Image-based layout entries

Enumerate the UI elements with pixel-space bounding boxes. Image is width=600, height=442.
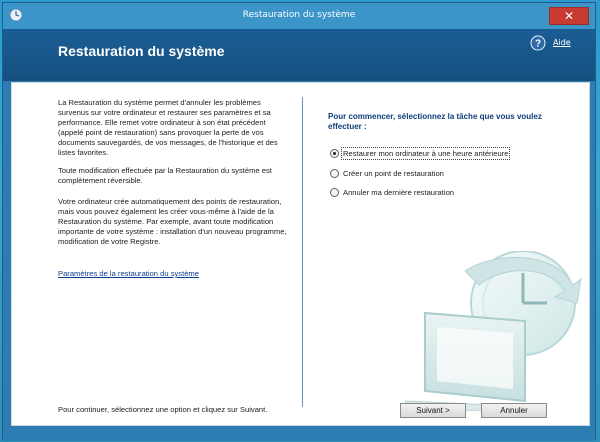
option-label[interactable]: Créer un point de restauration — [343, 168, 444, 178]
option-create-point[interactable] — [330, 167, 444, 179]
intro-paragraph: La Restauration du système permet d'annuler les problèmes survenus sur votre ordinateur et restaurer ses paramètres et sa performance. Elle remet votre ordinateur à son état précédent (appelé point de restauration) sans provoquer la perte de vos documents sauvegardés, de vos messages, de l'historique et des listes favorites. — [58, 98, 278, 157]
svg-text:?: ? — [534, 38, 542, 50]
column-divider — [302, 97, 303, 407]
system-restore-window — [2, 2, 596, 440]
page-title: Restauration du système — [58, 43, 225, 59]
radio-undo-last[interactable] — [330, 188, 339, 197]
option-label[interactable]: Restaurer mon ordinateur à une heure antérieure — [343, 148, 509, 158]
reversible-paragraph: Toute modification effectuée par la Restauration du système est complètement réversible. — [58, 166, 272, 185]
cancel-button[interactable]: Annuler — [481, 403, 547, 418]
restore-points-paragraph: Votre ordinateur crée automatiquement des points de restauration, mais vous pouvez également les créer vous-même à l'aide de la Restauration du système. Par exemple, avant toute modification importante de votre système : installation d'un nouveau programme, modification de votre Registre. — [58, 197, 287, 246]
help-link[interactable]: Aide — [553, 38, 571, 47]
restore-settings-link[interactable]: Paramètres de la restauration du système — [58, 269, 199, 278]
next-button[interactable]: Suivant > — [400, 403, 466, 418]
window-title: Restauration du système — [242, 10, 356, 20]
help-icon[interactable] — [529, 34, 547, 52]
title-bar[interactable] — [3, 3, 595, 29]
radio-restore-earlier[interactable] — [330, 149, 339, 158]
header-banner — [3, 29, 595, 81]
radio-create-point[interactable] — [330, 169, 339, 178]
footer-hint: Pour continuer, sélectionnez une option et cliquez sur Suivant. — [58, 405, 268, 414]
task-prompt: Pour commencer, sélectionnez la tâche que vous voulez effectuer : — [328, 112, 542, 131]
close-button[interactable]: ✕ — [549, 7, 589, 25]
window-bottom-frame — [3, 427, 595, 441]
clock-monitor-illustration — [405, 251, 585, 411]
wizard-content — [11, 82, 590, 426]
option-restore-earlier[interactable] — [330, 147, 508, 159]
option-undo-last[interactable] — [330, 186, 454, 198]
option-label[interactable]: Annuler ma dernière restauration — [343, 187, 455, 197]
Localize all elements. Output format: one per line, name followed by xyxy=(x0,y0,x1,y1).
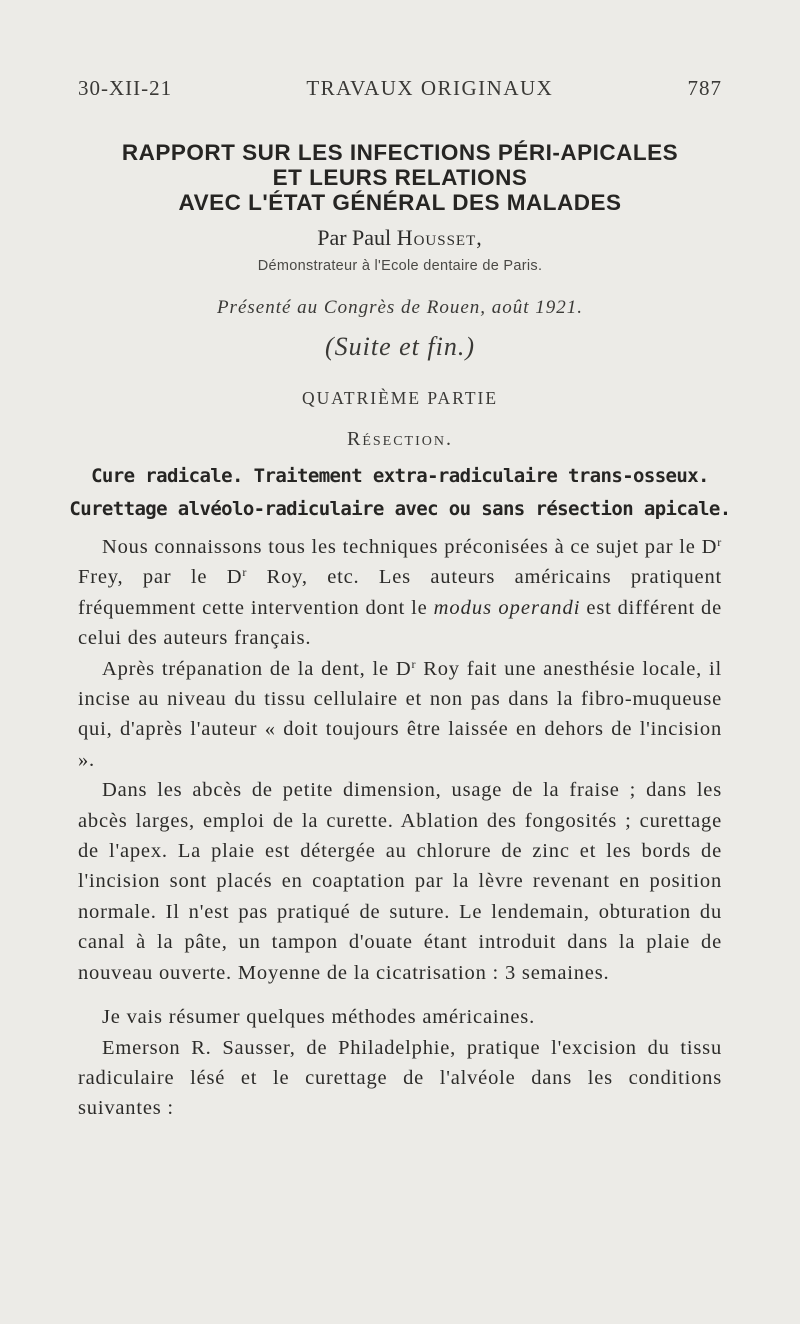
paragraph-5: Emerson R. Sausser, de Philadelphie, pratique l'excision du tissu radiculaire lésé et le curettage de l'alvéole dans les conditions suivantes : xyxy=(78,1036,722,1120)
subheading-line-1: Cure radicale. Traitement extra-radiculaire trans-osseux. xyxy=(91,465,709,487)
latin-term: modus operandi xyxy=(433,596,581,619)
superscript: r xyxy=(717,535,722,549)
paragraph-1-text-b: Frey, par le D xyxy=(78,566,243,589)
article-title xyxy=(60,140,740,215)
paragraph-2-text-a: Après trépanation de la dent, le D xyxy=(102,657,412,680)
part-heading: QUATRIÈME PARTIE xyxy=(301,388,499,408)
author-affiliation: Démonstrateur à l'Ecole dentaire de Paris. xyxy=(257,258,543,274)
section-heading: Résection. xyxy=(346,428,453,450)
subheading-line-2: Curettage alvéolo-radiculaire avec ou sans résection apicale. xyxy=(69,498,731,520)
author-prefix: Par Paul xyxy=(317,225,392,250)
author-surname: Housset, xyxy=(396,225,483,250)
presentation-note: Présenté au Congrès de Rouen, août 1921. xyxy=(216,297,584,318)
paragraph-2 xyxy=(78,654,722,776)
article-body xyxy=(78,532,722,1124)
page-number: 787 xyxy=(687,76,722,100)
title-line-3: AVEC L'ÉTAT GÉNÉRAL DES MALADES xyxy=(178,190,622,215)
header-section: TRAVAUX ORIGINAUX xyxy=(306,76,554,100)
paragraph-2-text-b: Roy fait une anesthésie locale, il incise au niveau du tissu cellulaire et non pas dans la fibro-muqueuse qui, d'après l'auteur « doit toujours être laissée en dehors de l'incision ». xyxy=(78,657,722,771)
subheading xyxy=(60,460,740,526)
title-line-1: RAPPORT SUR LES INFECTIONS PÉRI-APICALES xyxy=(121,140,679,165)
superscript: r xyxy=(411,656,417,671)
paragraph-1-text-a: Nous connaissons tous les techniques préconisées à ce sujet par le D xyxy=(102,536,718,558)
paragraph-4: Je vais résumer quelques méthodes américaines. xyxy=(102,1006,535,1029)
running-header xyxy=(78,76,722,101)
header-date: 30-XII-21 xyxy=(78,76,173,100)
paragraph-1-text-c: Roy, etc. Les auteurs américains pratiquent fréquemment cette intervention dont le xyxy=(78,566,722,619)
author-line xyxy=(0,225,800,251)
title-line-2: ET LEURS RELATIONS xyxy=(272,165,528,190)
continuation-note: (Suite et fin.) xyxy=(324,332,475,361)
paragraph-3: Dans les abcès de petite dimension, usage de la fraise ; dans les abcès larges, emploi de la curette. Ablation des fongosités ; curettage de l'apex. La plaie est détergée au chlorure de zinc et les bords de l'incision sont placés en coaptation par la lèvre revenant en position normale. Il n'est pas pratiqué de suture. Le lendemain, obturation du canal à la pâte, un tampon d'ouate étant introduit dans la plaie de nouveau ouverte. Moyenne de la cicatrisation : 3 semaines. xyxy=(78,779,722,984)
superscript: r xyxy=(242,565,248,580)
paragraph-1-text-d: est différent de celui des auteurs français. xyxy=(78,596,722,650)
paragraph-1 xyxy=(78,532,722,654)
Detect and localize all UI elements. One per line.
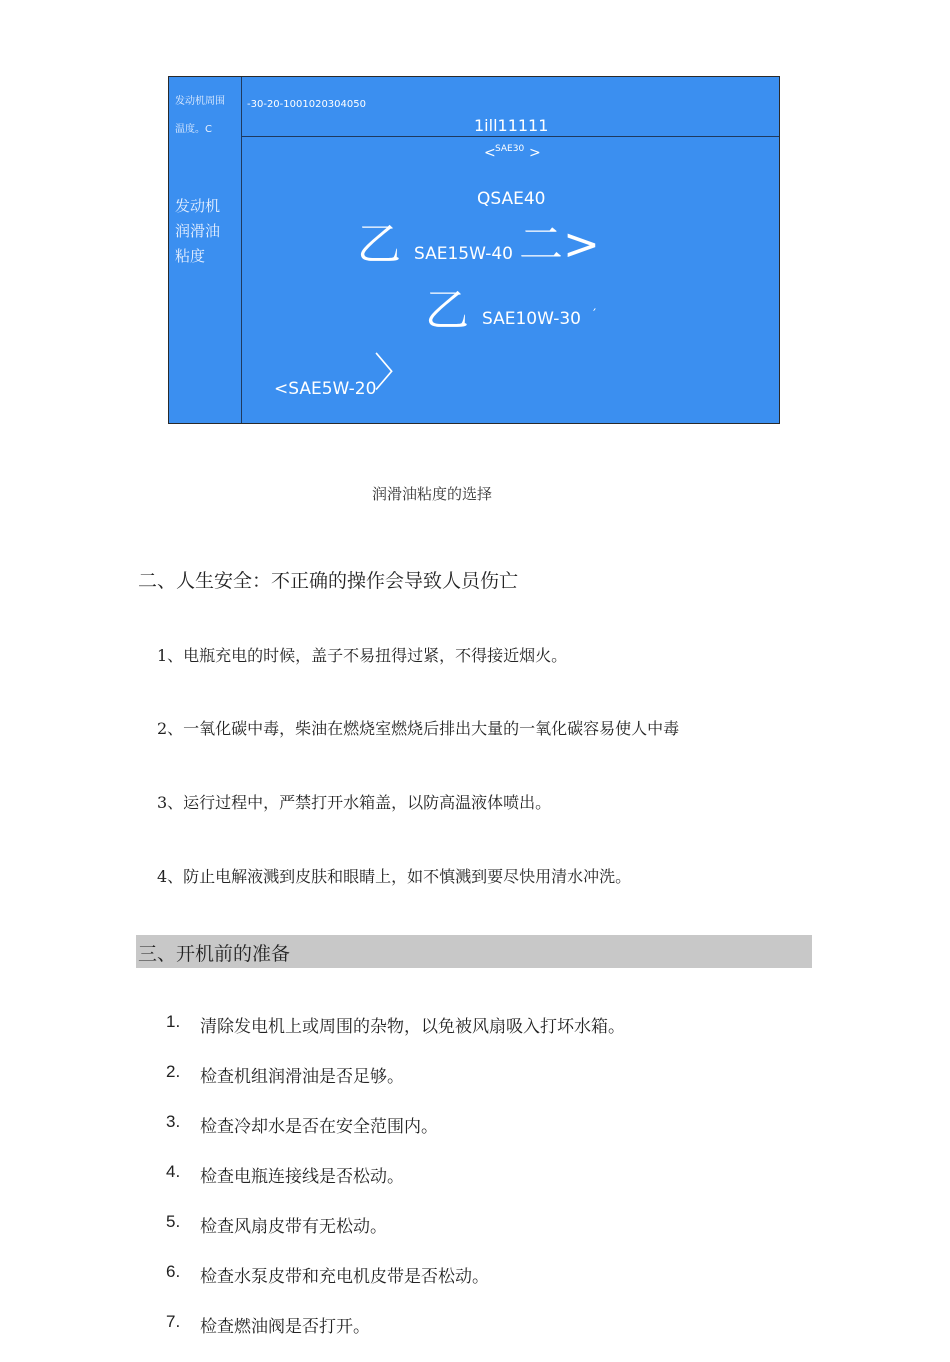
list-item-text: 检查机组润滑油是否足够。 xyxy=(200,1067,404,1087)
safety-heading: 二、人生安全：不正确的操作会导致人员伤亡 xyxy=(138,570,519,592)
sae5w20-right-mark: 〉 xyxy=(374,350,414,396)
safety-item-2: 2、一氧化碳中毒，柴油在燃烧室燃烧后排出大量的一氧化碳容易使人中毒 xyxy=(157,719,680,738)
prep-heading: 三、开机前的准备 xyxy=(138,943,291,965)
sae5w20-label: <SAE5W-20 xyxy=(274,379,377,399)
safety-item-4: 4、防止电解液溅到皮肤和眼睛上，如不慎溅到要尽快用清水冲洗。 xyxy=(157,867,632,886)
sae30-right-bracket: > xyxy=(529,145,541,161)
row-divider xyxy=(241,136,779,137)
list-item-text: 清除发电机上或周围的杂物，以免被风扇吸入打坏水箱。 xyxy=(200,1017,625,1037)
sae15w40-right-mark: 二> xyxy=(519,219,600,270)
list-item-number: 6. xyxy=(166,1262,181,1281)
sae10w30-label: SAE10W-30 xyxy=(482,309,581,329)
sae10w30-right-mark: ′ xyxy=(593,307,597,323)
list-item-text: 检查冷却水是否在安全范围内。 xyxy=(200,1117,438,1137)
sae10w30-left-mark: 乙 xyxy=(425,285,469,336)
sae30-label: SAE30 xyxy=(495,144,525,154)
prep-heading-bar xyxy=(136,935,812,968)
list-item-number: 5. xyxy=(166,1212,181,1231)
sae15w40-label: SAE15W-40 xyxy=(414,244,513,264)
figure-caption: 润滑油粘度的选择 xyxy=(372,485,493,503)
list-item-number: 1. xyxy=(166,1012,181,1031)
column-divider xyxy=(241,77,242,423)
viscosity-chart xyxy=(168,76,780,424)
list-item-text: 检查风扇皮带有无松动。 xyxy=(200,1217,387,1237)
list-item-number: 2. xyxy=(166,1062,181,1081)
safety-item-3: 3、运行过程中，严禁打开水箱盖，以防高温液体喷出。 xyxy=(157,793,552,812)
list-item-text: 检查水泵皮带和充电机皮带是否松动。 xyxy=(200,1267,489,1287)
viscosity-label-line3: 粘度 xyxy=(175,247,206,265)
list-item-text: 检查燃油阀是否打开。 xyxy=(200,1317,370,1337)
list-item-number: 7. xyxy=(166,1312,181,1331)
viscosity-label xyxy=(175,194,220,269)
temperature-label-line1: 发动机周围 xyxy=(175,96,225,107)
temperature-ticks: 1ill11111 xyxy=(474,116,549,135)
sae15w40-left-mark: 乙 xyxy=(357,219,401,270)
temperature-scale: -30-20-1001020304050 xyxy=(247,99,366,110)
list-item-number: 4. xyxy=(166,1162,181,1181)
list-item-number: 3. xyxy=(166,1112,181,1131)
sae30-left-bracket: < xyxy=(484,145,496,161)
list-item-text: 检查电瓶连接线是否松动。 xyxy=(200,1167,404,1187)
viscosity-label-line2: 润滑油 xyxy=(175,222,221,240)
safety-item-1: 1、电瓶充电的时候，盖子不易扭得过紧，不得接近烟火。 xyxy=(157,646,568,665)
temperature-label-line2: 温度。C xyxy=(175,124,212,135)
viscosity-label-line1: 发动机 xyxy=(175,197,221,215)
sae40-label: QSAE40 xyxy=(477,189,546,209)
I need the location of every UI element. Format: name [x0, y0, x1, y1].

[Exercise prompt]:
Return everything from the line containing "paragraph-5: Emerson R." down to the line containing "latin-term: modus operandi", both lines included, copied character for character.

[Full output]:
paragraph-5: Emerson R. Sausser, de Philadelphie, pratique l'excision du tissu radiculaire lésé et le curettage de l'alvéole dans les conditions suivantes : xyxy=(78,1036,722,1120)
subheading-line-1: Cure radicale. Traitement extra-radiculaire trans-osseux. xyxy=(91,465,709,487)
latin-term: modus operandi xyxy=(433,596,581,619)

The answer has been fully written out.